◆ Directions: Check whether each statement below agrees with the text about Dinah, and answer yes or no, quoting the exact words from the text that settle it. (a) When Jacob heard what had happened, his sons were out in the field with his livestock. (b) The text names Lesson 3 as the idea that the world wants to protect our families. (c) Hamor told Jacob's family that the land would be closed to them.

Considering the number of times we see this in Scripture, we should take notice.
- We don’t want to follow the examples of these men and put our families in compromising or dangerous situations.
- We have to be intentional and purposeful leaders.
- We have to think about:
- Where we take our families
- Where we let them go
- Where we don’t let them go
Young ladies, let me get you to look at me for a moment:
- If you have a father who would not let you do what Jacob let Dinah do…
- If you have a father who tells you, “No,”…
- If you have a father who encourages you to dress modestly, and makes you change if you don’t…
- If you have a father who discourages you from keeping certain company…
- If you’ve ever said, “Well my dad doesn’t let me…” and then fill in the blank…
You need to thank him! You have a father who’s doing a better job w/ you than Jacob did w/ his daughter.
Since he didn’t protect her, it didn’t take long for something terrible to happen. Look at verse 2…
2 And when Shechem the son of Hamor the Hivite, the prince of the land, saw her, he seized her and lay with her and humiliated her. 3 And his soul was drawn to Dinah the daughter of Jacob. He loved the young woman and spoke tenderly to her. 4 So Shechem spoke to his father Hamor, saying, “Get me this girl for my wife.”
5 Now Jacob heard that he (Shechem) had defiled his daughter Dinah. But his sons were with his livestock in the field, so Jacob held his peace until they came. 6 And Hamor the father of Shechem went out to Jacob to speak with him. 7 The sons of Jacob had come in from the field as soon as they heard of it, and the men (Jacob’s sons) were indignant and very angry, because he had done an outrageous thing in Israel by lying with Jacob’s daughter, for such a thing must not be done.
8 But Hamor spoke with them, saying, “The soul of my son Shechem longs for your daughter. Please give her to him to be his wife. (Now notice this…) 9 MAKE MARRIAGES WITH US. GIVE YOUR DAUGHTERS TO US, AND TAKE OUR DAUGHTERS FOR YOURSELVES. 10 You shall dwell with us, and the land shall be open to you. Dwell and trade in it, and get property in it.”
Let me get you to think about something…
Jacob and his family are basically the nation of Israel. All 12 sons that will become the 12 tribes are represented here. And Hamor is trying to get them to become Canaanites.
And this brings us to the next part of Lesson 3…
Lesson 3: the world wants to assimilate our families.
One of the greatest responsibilities God’s people had in the OT was staying holy and set apart. You can see how the Shechemites are trying to destroy that separateness:
- They want their daughters to marry their sons.

◆ Dataset content:

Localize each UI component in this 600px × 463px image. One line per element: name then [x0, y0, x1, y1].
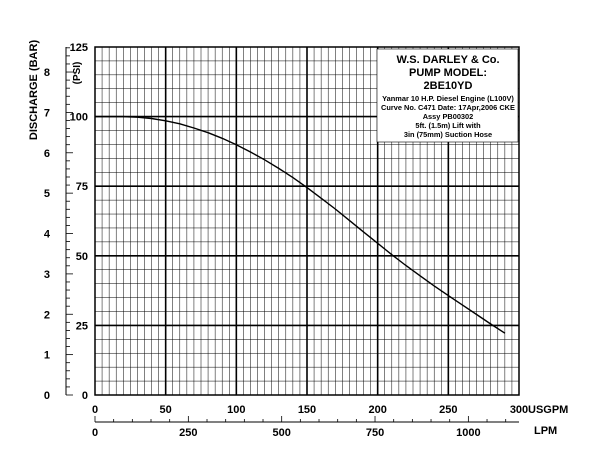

◆ Full solution:
(a) Yes: "But his sons were with his livestock in the field, so Jacob held his peace until they came."
(b) No: "Lesson 3: the world wants to assimilate our families."
(c) No: "You shall dwell with us, and the land shall be open to you."